[EXERCISE REQUIREMENTS] Set every record down verbatim and omit the pictures.
#### DATA SECTION ####
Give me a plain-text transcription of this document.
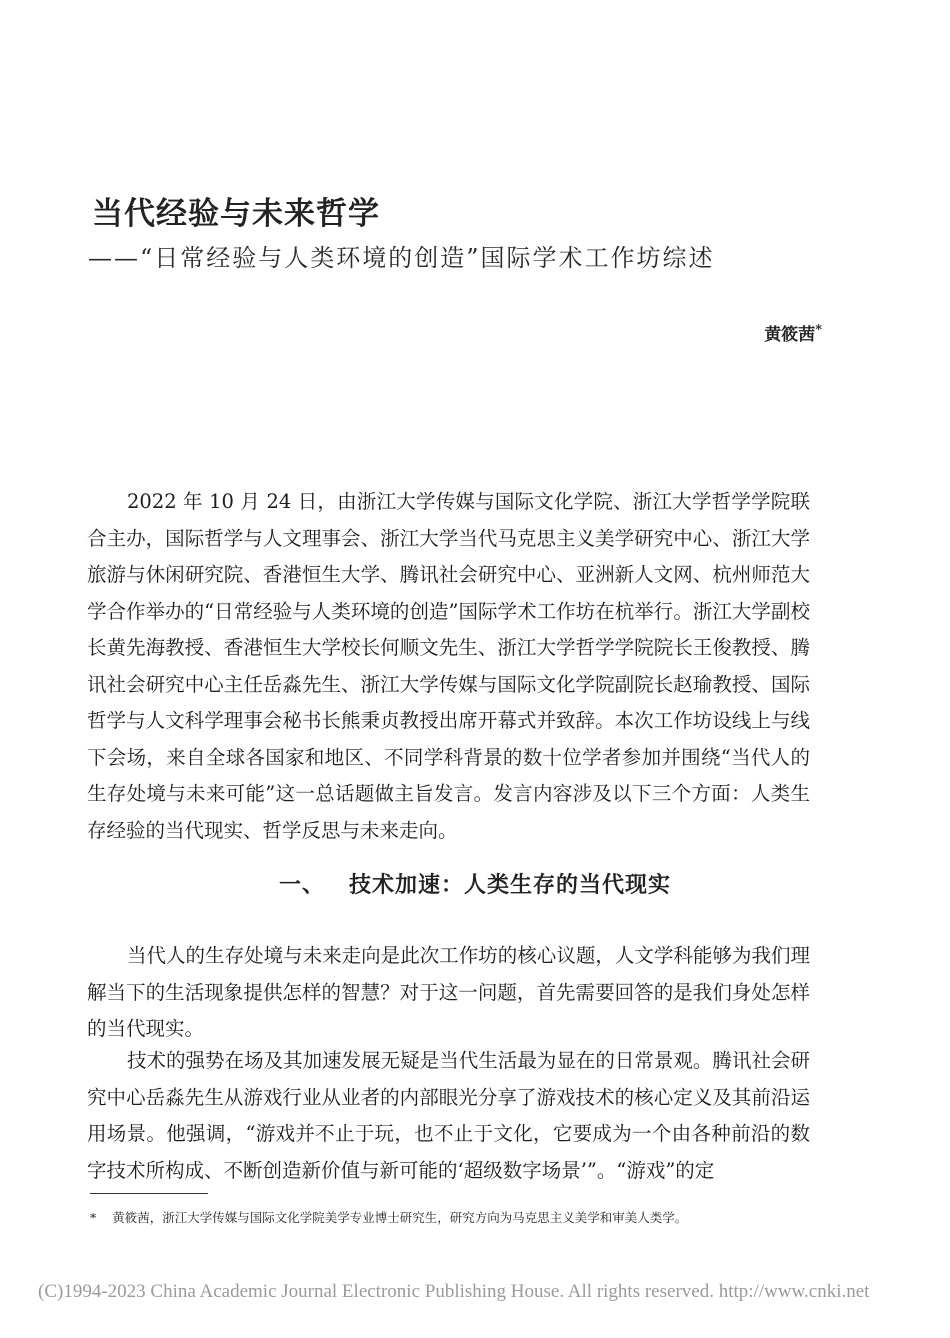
当代经验与未来哲学
——“日常经验与人类环境的创造”国际学术工作坊综述
黄筱茜*

2022 年 10 月 24 日，由浙江大学传媒与国际文化学院、浙江大学哲学学院联合主办，国际哲学与人文理事会、浙江大学当代马克思主义美学研究中心、浙江大学旅游与休闲研究院、香港恒生大学、腾讯社会研究中心、亚洲新人文网、杭州师范大学合作举办的“日常经验与人类环境的创造”国际学术工作坊在杭举行。浙江大学副校长黄先海教授、香港恒生大学校长何顺文先生、浙江大学哲学学院院长王俊教授、腾讯社会研究中心主任岳淼先生、浙江大学传媒与国际文化学院副院长赵瑜教授、国际哲学与人文科学理事会秘书长熊秉贞教授出席开幕式并致辞。本次工作坊设线上与线下会场，来自全球各国家和地区、不同学科背景的数十位学者参加并围绕“当代人的生存处境与未来可能”这一总话题做主旨发言。发言内容涉及以下三个方面：人类生存经验的当代现实、哲学反思与未来走向。

一、 技术加速：人类生存的当代现实

当代人的生存处境与未来走向是此次工作坊的核心议题，人文学科能够为我们理解当下的生活现象提供怎样的智慧？对于这一问题，首先需要回答的是我们身处怎样的当代现实。

技术的强势在场及其加速发展无疑是当代生活最为显在的日常景观。腾讯社会研究中心岳淼先生从游戏行业从业者的内部眼光分享了游戏技术的核心定义及其前沿运用场景。他强调，“游戏并不止于玩，也不止于文化，它要成为一个由各种前沿的数字技术所构成、不断创造新价值与新可能的‘超级数字场景’”。“游戏”的定

* 黄筱茜，浙江大学传媒与国际文化学院美学专业博士研究生，研究方向为马克思主义美学和审美人类学。
(C)1994-2023 China Academic Journal Electronic Publishing House. All rights reserved. http://www.cnki.net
####
[OUTPUT BELOW]
Give me a plain-text transcription of this document.
当代经验与未来哲学
——“日常经验与人类环境的创造”国际学术工作坊综述
黄筱茜*

2022 年 10 月 24 日，由浙江大学传媒与国际文化学院、浙江大学哲学学院联合主办，国际哲学与人文理事会、浙江大学当代马克思主义美学研究中心、浙江大学旅游与休闲研究院、香港恒生大学、腾讯社会研究中心、亚洲新人文网、杭州师范大学合作举办的“日常经验与人类环境的创造”国际学术工作坊在杭举行。浙江大学副校长黄先海教授、香港恒生大学校长何顺文先生、浙江大学哲学学院院长王俊教授、腾讯社会研究中心主任岳淼先生、浙江大学传媒与国际文化学院副院长赵瑜教授、国际哲学与人文科学理事会秘书长熊秉贞教授出席开幕式并致辞。本次工作坊设线上与线下会场，来自全球各国家和地区、不同学科背景的数十位学者参加并围绕“当代人的生存处境与未来可能”这一总话题做主旨发言。发言内容涉及以下三个方面：人类生存经验的当代现实、哲学反思与未来走向。

一、 技术加速：人类生存的当代现实

当代人的生存处境与未来走向是此次工作坊的核心议题，人文学科能够为我们理解当下的生活现象提供怎样的智慧？对于这一问题，首先需要回答的是我们身处怎样的当代现实。

技术的强势在场及其加速发展无疑是当代生活最为显在的日常景观。腾讯社会研究中心岳淼先生从游戏行业从业者的内部眼光分享了游戏技术的核心定义及其前沿运用场景。他强调，“游戏并不止于玩，也不止于文化，它要成为一个由各种前沿的数字技术所构成、不断创造新价值与新可能的‘超级数字场景’”。“游戏”的定

* 黄筱茜，浙江大学传媒与国际文化学院美学专业博士研究生，研究方向为马克思主义美学和审美人类学。
(C)1994-2023 China Academic Journal Electronic Publishing House. All rights reserved. http://www.cnki.net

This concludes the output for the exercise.